Stated goal — Make an exact copy of the records, with the pictures left out.

Supplied records —

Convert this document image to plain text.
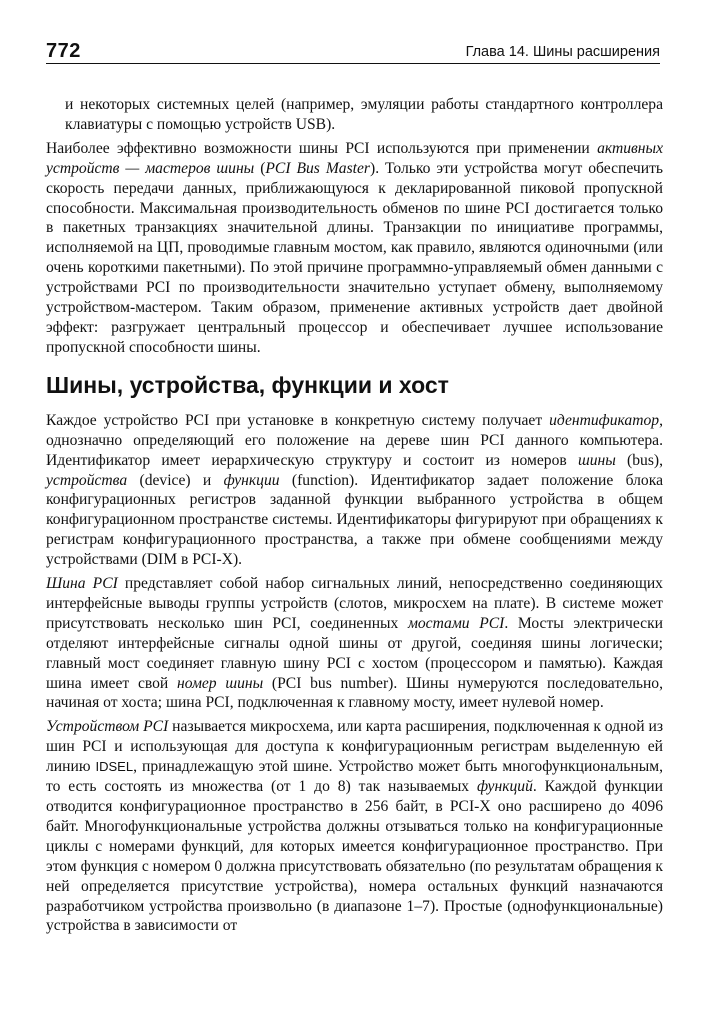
772	Глава 14. Шины расширения

и некоторых системных целей (например, эмуляции работы стандартного контроллера клавиатуры с помощью устройств USB).

Наиболее эффективно возможности шины PCI используются при применении активных устройств — мастеров шины (PCI Bus Master). Только эти устройства могут обеспечить скорость передачи данных, приближающуюся к декларированной пиковой пропускной способности. Максимальная производительность обменов по шине PCI достигается только в пакетных транзакциях значительной длины. Транзакции по инициативе программы, исполняемой на ЦП, проводимые главным мостом, как правило, являются одиночными (или очень короткими пакетными). По этой причине программно-управляемый обмен данными с устройствами PCI по производительности значительно уступает обмену, выполняемому устройством-мастером. Таким образом, применение активных устройств дает двойной эффект: разгружает центральный процессор и обеспечивает лучшее использование пропускной способности шины.

Шины, устройства, функции и хост

Каждое устройство PCI при установке в конкретную систему получает идентификатор, однозначно определяющий его положение на дереве шин PCI данного компьютера. Идентификатор имеет иерархическую структуру и состоит из номеров шины (bus), устройства (device) и функции (function). Идентификатор задает положение блока конфигурационных регистров заданной функции выбранного устройства в общем конфигурационном пространстве системы. Идентификаторы фигурируют при обращениях к регистрам конфигурационного пространства, а также при обмене сообщениями между устройствами (DIM в PCI-X).

Шина PCI представляет собой набор сигнальных линий, непосредственно соединяющих интерфейсные выводы группы устройств (слотов, микросхем на плате). В системе может присутствовать несколько шин PCI, соединенных мостами PCI. Мосты электрически отделяют интерфейсные сигналы одной шины от другой, соединяя шины логически; главный мост соединяет главную шину PCI с хостом (процессором и памятью). Каждая шина имеет свой номер шины (PCI bus number). Шины нумеруются последовательно, начиная от хоста; шина PCI, подключенная к главному мосту, имеет нулевой номер.

Устройством PCI называется микросхема, или карта расширения, подключенная к одной из шин PCI и использующая для доступа к конфигурационным регистрам выделенную ей линию IDSEL, принадлежащую этой шине. Устройство может быть многофункциональным, то есть состоять из множества (от 1 до 8) так называемых функций. Каждой функции отводится конфигурационное пространство в 256 байт, в PCI-X оно расширено до 4096 байт. Многофункциональные устройства должны отзываться только на конфигурационные циклы с номерами функций, для которых имеется конфигурационное пространство. При этом функция с номером 0 должна присутствовать обязательно (по результатам обращения к ней определяется присутствие устройства), номера остальных функций назначаются разработчиком устройства произвольно (в диапазоне 1–7). Простые (однофункциональные) устройства в зависимости от
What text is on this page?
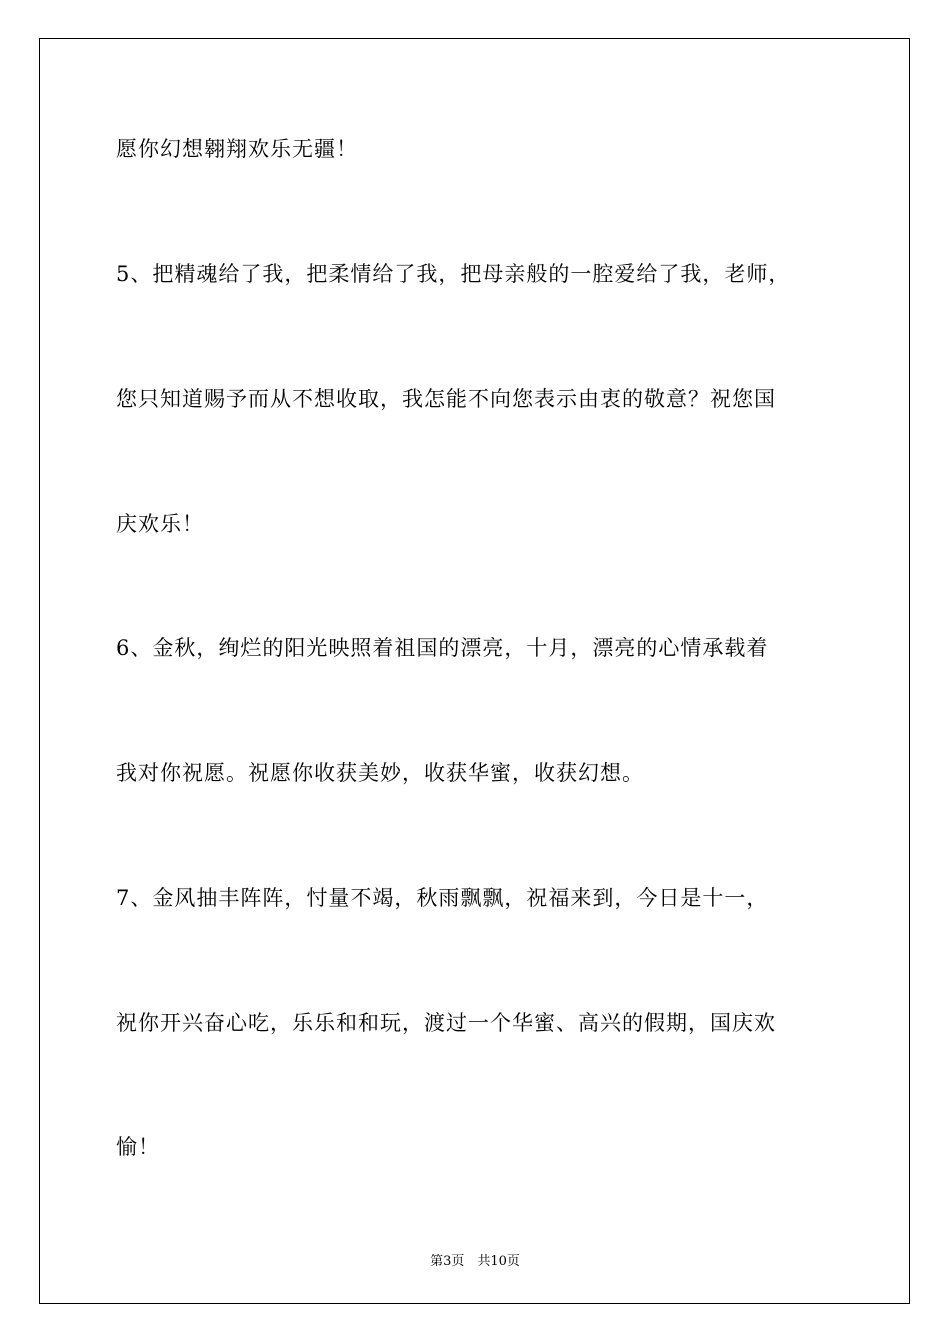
愿你幻想翱翔欢乐无疆！
5、把精魂给了我，把柔情给了我，把母亲般的一腔爱给了我，老师，
您只知道赐予而从不想收取，我怎能不向您表示由衷的敬意？祝您国
庆欢乐！
6、金秋，绚烂的阳光映照着祖国的漂亮，十月，漂亮的心情承载着
我对你祝愿。祝愿你收获美妙，收获华蜜，收获幻想。
7、金风抽丰阵阵，忖量不竭，秋雨飘飘，祝福来到，今日是十一，
祝你开兴奋心吃，乐乐和和玩，渡过一个华蜜、高兴的假期，国庆欢
愉！
第3页　共10页
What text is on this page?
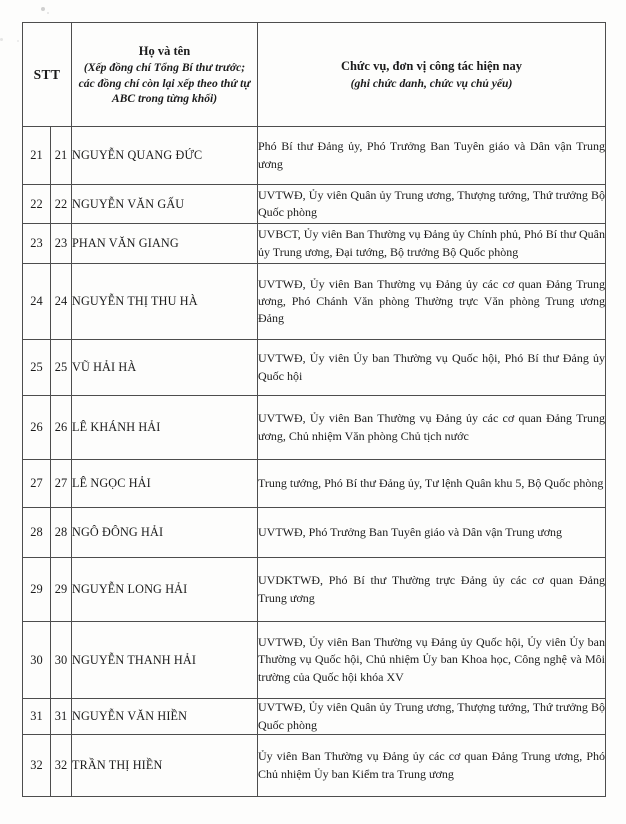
STT		Họ và tên
(Xếp đồng chí Tổng Bí thư trước;
các đồng chí còn lại xếp theo thứ tự
ABC trong từng khối)	Chức vụ, đơn vị công tác hiện nay
(ghi chức danh, chức vụ chủ yếu)

21	21	NGUYỄN QUANG ĐỨC	Phó Bí thư Đảng ủy, Phó Trưởng Ban Tuyên giáo và Dân vận Trung ương
22	22	NGUYỄN VĂN GẤU	UVTWĐ, Ủy viên Quân ủy Trung ương, Thượng tướng, Thứ trưởng Bộ Quốc phòng
23	23	PHAN VĂN GIANG	UVBCT, Ủy viên Ban Thường vụ Đảng ủy Chính phủ, Phó Bí thư Quân ủy Trung ương, Đại tướng, Bộ trưởng Bộ Quốc phòng
24	24	NGUYỄN THỊ THU HÀ	UVTWĐ, Ủy viên Ban Thường vụ Đảng ủy các cơ quan Đảng Trung ương, Phó Chánh Văn phòng Thường trực Văn phòng Trung ương Đảng
25	25	VŨ HẢI HÀ	UVTWĐ, Ủy viên Ủy ban Thường vụ Quốc hội, Phó Bí thư Đảng ủy Quốc hội
26	26	LÊ KHÁNH HẢI	UVTWĐ, Ủy viên Ban Thường vụ Đảng ủy các cơ quan Đảng Trung ương, Chủ nhiệm Văn phòng Chủ tịch nước
27	27	LÊ NGỌC HẢI	Trung tướng, Phó Bí thư Đảng ủy, Tư lệnh Quân khu 5, Bộ Quốc phòng
28	28	NGÔ ĐÔNG HẢI	UVTWĐ, Phó Trưởng Ban Tuyên giáo và Dân vận Trung ương
29	29	NGUYỄN LONG HẢI	UVDKTWĐ, Phó Bí thư Thường trực Đảng ủy các cơ quan Đảng Trung ương
30	30	NGUYỄN THANH HẢI	UVTWĐ, Ủy viên Ban Thường vụ Đảng ủy Quốc hội, Ủy viên Ủy ban Thường vụ Quốc hội, Chủ nhiệm Ủy ban Khoa học, Công nghệ và Môi trường của Quốc hội khóa XV
31	31	NGUYỄN VĂN HIỀN	UVTWĐ, Ủy viên Quân ủy Trung ương, Thượng tướng, Thứ trưởng Bộ Quốc phòng
32	32	TRẦN THỊ HIỀN	Ủy viên Ban Thường vụ Đảng ủy các cơ quan Đảng Trung ương, Phó Chủ nhiệm Ủy ban Kiểm tra Trung ương
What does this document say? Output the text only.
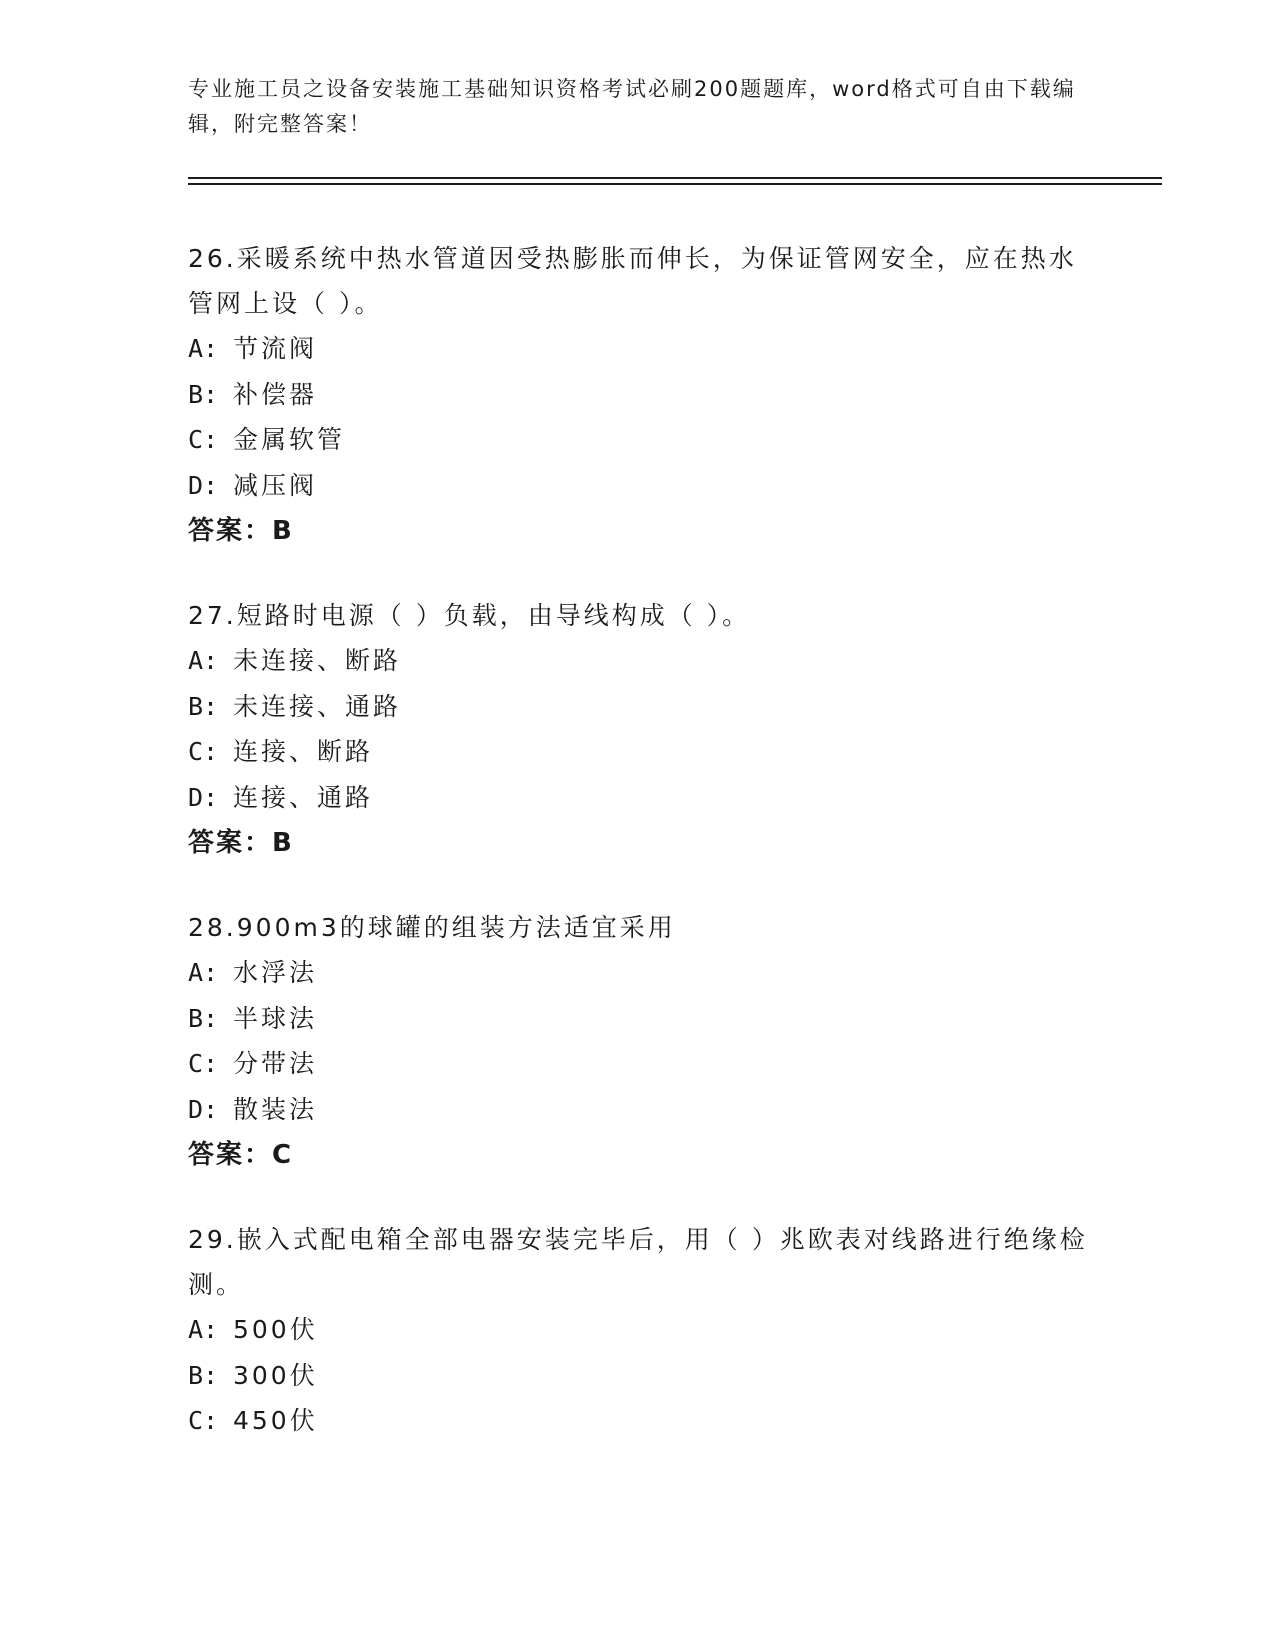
专业施工员之设备安装施工基础知识资格考试必刷200题题库，word格式可自由下载编辑，附完整答案！
26.采暖系统中热水管道因受热膨胀而伸长，为保证管网安全，应在热水管网上设（ ）。
A: 节流阀
B: 补偿器
C: 金属软管
D: 减压阀
答案：B
27.短路时电源（ ）负载，由导线构成（ ）。
A: 未连接、断路
B: 未连接、通路
C: 连接、断路
D: 连接、通路
答案：B
28.900m3的球罐的组装方法适宜采用
A: 水浮法
B: 半球法
C: 分带法
D: 散装法
答案：C
29.嵌入式配电箱全部电器安装完毕后，用（ ）兆欧表对线路进行绝缘检测。
A: 500伏
B: 300伏
C: 450伏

Solution —
Convert this document image to plain text.
772	Глава 14. Шины расширения

и некоторых системных целей (например, эмуляции работы стандартного контроллера клавиатуры с помощью устройств USB).

Наиболее эффективно возможности шины PCI используются при применении активных устройств — мастеров шины (PCI Bus Master). Только эти устройства могут обеспечить скорость передачи данных, приближающуюся к декларированной пиковой пропускной способности. Максимальная производительность обменов по шине PCI достигается только в пакетных транзакциях значительной длины. Транзакции по инициативе программы, исполняемой на ЦП, проводимые главным мостом, как правило, являются одиночными (или очень короткими пакетными). По этой причине программно-управляемый обмен данными с устройствами PCI по производительности значительно уступает обмену, выполняемому устройством-мастером. Таким образом, применение активных устройств дает двойной эффект: разгружает центральный процессор и обеспечивает лучшее использование пропускной способности шины.

Шины, устройства, функции и хост

Каждое устройство PCI при установке в конкретную систему получает идентификатор, однозначно определяющий его положение на дереве шин PCI данного компьютера. Идентификатор имеет иерархическую структуру и состоит из номеров шины (bus), устройства (device) и функции (function). Идентификатор задает положение блока конфигурационных регистров заданной функции выбранного устройства в общем конфигурационном пространстве системы. Идентификаторы фигурируют при обращениях к регистрам конфигурационного пространства, а также при обмене сообщениями между устройствами (DIM в PCI-X).

Шина PCI представляет собой набор сигнальных линий, непосредственно соединяющих интерфейсные выводы группы устройств (слотов, микросхем на плате). В системе может присутствовать несколько шин PCI, соединенных мостами PCI. Мосты электрически отделяют интерфейсные сигналы одной шины от другой, соединяя шины логически; главный мост соединяет главную шину PCI с хостом (процессором и памятью). Каждая шина имеет свой номер шины (PCI bus number). Шины нумеруются последовательно, начиная от хоста; шина PCI, подключенная к главному мосту, имеет нулевой номер.

Устройством PCI называется микросхема, или карта расширения, подключенная к одной из шин PCI и использующая для доступа к конфигурационным регистрам выделенную ей линию IDSEL, принадлежащую этой шине. Устройство может быть многофункциональным, то есть состоять из множества (от 1 до 8) так называемых функций. Каждой функции отводится конфигурационное пространство в 256 байт, в PCI-X оно расширено до 4096 байт. Многофункциональные устройства должны отзываться только на конфигурационные циклы с номерами функций, для которых имеется конфигурационное пространство. При этом функция с номером 0 должна присутствовать обязательно (по результатам обращения к ней определяется присутствие устройства), номера остальных функций назначаются разработчиком устройства произвольно (в диапазоне 1–7). Простые (однофункциональные) устройства в зависимости от
What text is on this page?
愿你幻想翱翔欢乐无疆！
5、把精魂给了我，把柔情给了我，把母亲般的一腔爱给了我，老师，
您只知道赐予而从不想收取，我怎能不向您表示由衷的敬意？祝您国
庆欢乐！
6、金秋，绚烂的阳光映照着祖国的漂亮，十月，漂亮的心情承载着
我对你祝愿。祝愿你收获美妙，收获华蜜，收获幻想。
7、金风抽丰阵阵，忖量不竭，秋雨飘飘，祝福来到，今日是十一，
祝你开兴奋心吃，乐乐和和玩，渡过一个华蜜、高兴的假期，国庆欢
愉！
第3页　共10页
What text is on this page?
STT		Họ và tên
(Xếp đồng chí Tổng Bí thư trước;
các đồng chí còn lại xếp theo thứ tự
ABC trong từng khối)	Chức vụ, đơn vị công tác hiện nay
(ghi chức danh, chức vụ chủ yếu)

21	21	NGUYỄN QUANG ĐỨC	Phó Bí thư Đảng ủy, Phó Trưởng Ban Tuyên giáo và Dân vận Trung ương
22	22	NGUYỄN VĂN GẤU	UVTWĐ, Ủy viên Quân ủy Trung ương, Thượng tướng, Thứ trưởng Bộ Quốc phòng
23	23	PHAN VĂN GIANG	UVBCT, Ủy viên Ban Thường vụ Đảng ủy Chính phủ, Phó Bí thư Quân ủy Trung ương, Đại tướng, Bộ trưởng Bộ Quốc phòng
24	24	NGUYỄN THỊ THU HÀ	UVTWĐ, Ủy viên Ban Thường vụ Đảng ủy các cơ quan Đảng Trung ương, Phó Chánh Văn phòng Thường trực Văn phòng Trung ương Đảng
25	25	VŨ HẢI HÀ	UVTWĐ, Ủy viên Ủy ban Thường vụ Quốc hội, Phó Bí thư Đảng ủy Quốc hội
26	26	LÊ KHÁNH HẢI	UVTWĐ, Ủy viên Ban Thường vụ Đảng ủy các cơ quan Đảng Trung ương, Chủ nhiệm Văn phòng Chủ tịch nước
27	27	LÊ NGỌC HẢI	Trung tướng, Phó Bí thư Đảng ủy, Tư lệnh Quân khu 5, Bộ Quốc phòng
28	28	NGÔ ĐÔNG HẢI	UVTWĐ, Phó Trưởng Ban Tuyên giáo và Dân vận Trung ương
29	29	NGUYỄN LONG HẢI	UVDKTWĐ, Phó Bí thư Thường trực Đảng ủy các cơ quan Đảng Trung ương
30	30	NGUYỄN THANH HẢI	UVTWĐ, Ủy viên Ban Thường vụ Đảng ủy Quốc hội, Ủy viên Ủy ban Thường vụ Quốc hội, Chủ nhiệm Ủy ban Khoa học, Công nghệ và Môi trường của Quốc hội khóa XV
31	31	NGUYỄN VĂN HIỀN	UVTWĐ, Ủy viên Quân ủy Trung ương, Thượng tướng, Thứ trưởng Bộ Quốc phòng
32	32	TRẦN THỊ HIỀN	Ủy viên Ban Thường vụ Đảng ủy các cơ quan Đảng Trung ương, Phó Chủ nhiệm Ủy ban Kiểm tra Trung ương
What does this document say? Output the text only.
专业施工员之设备安装施工基础知识资格考试必刷200题题库，word格式可自由下载编辑，附完整答案！
26.采暖系统中热水管道因受热膨胀而伸长，为保证管网安全，应在热水管网上设（ ）。
A: 节流阀
B: 补偿器
C: 金属软管
D: 减压阀
答案：B
27.短路时电源（ ）负载，由导线构成（ ）。
A: 未连接、断路
B: 未连接、通路
C: 连接、断路
D: 连接、通路
答案：B
28.900m3的球罐的组装方法适宜采用
A: 水浮法
B: 半球法
C: 分带法
D: 散装法
答案：C
29.嵌入式配电箱全部电器安装完毕后，用（ ）兆欧表对线路进行绝缘检测。
A: 500伏
B: 300伏
C: 450伏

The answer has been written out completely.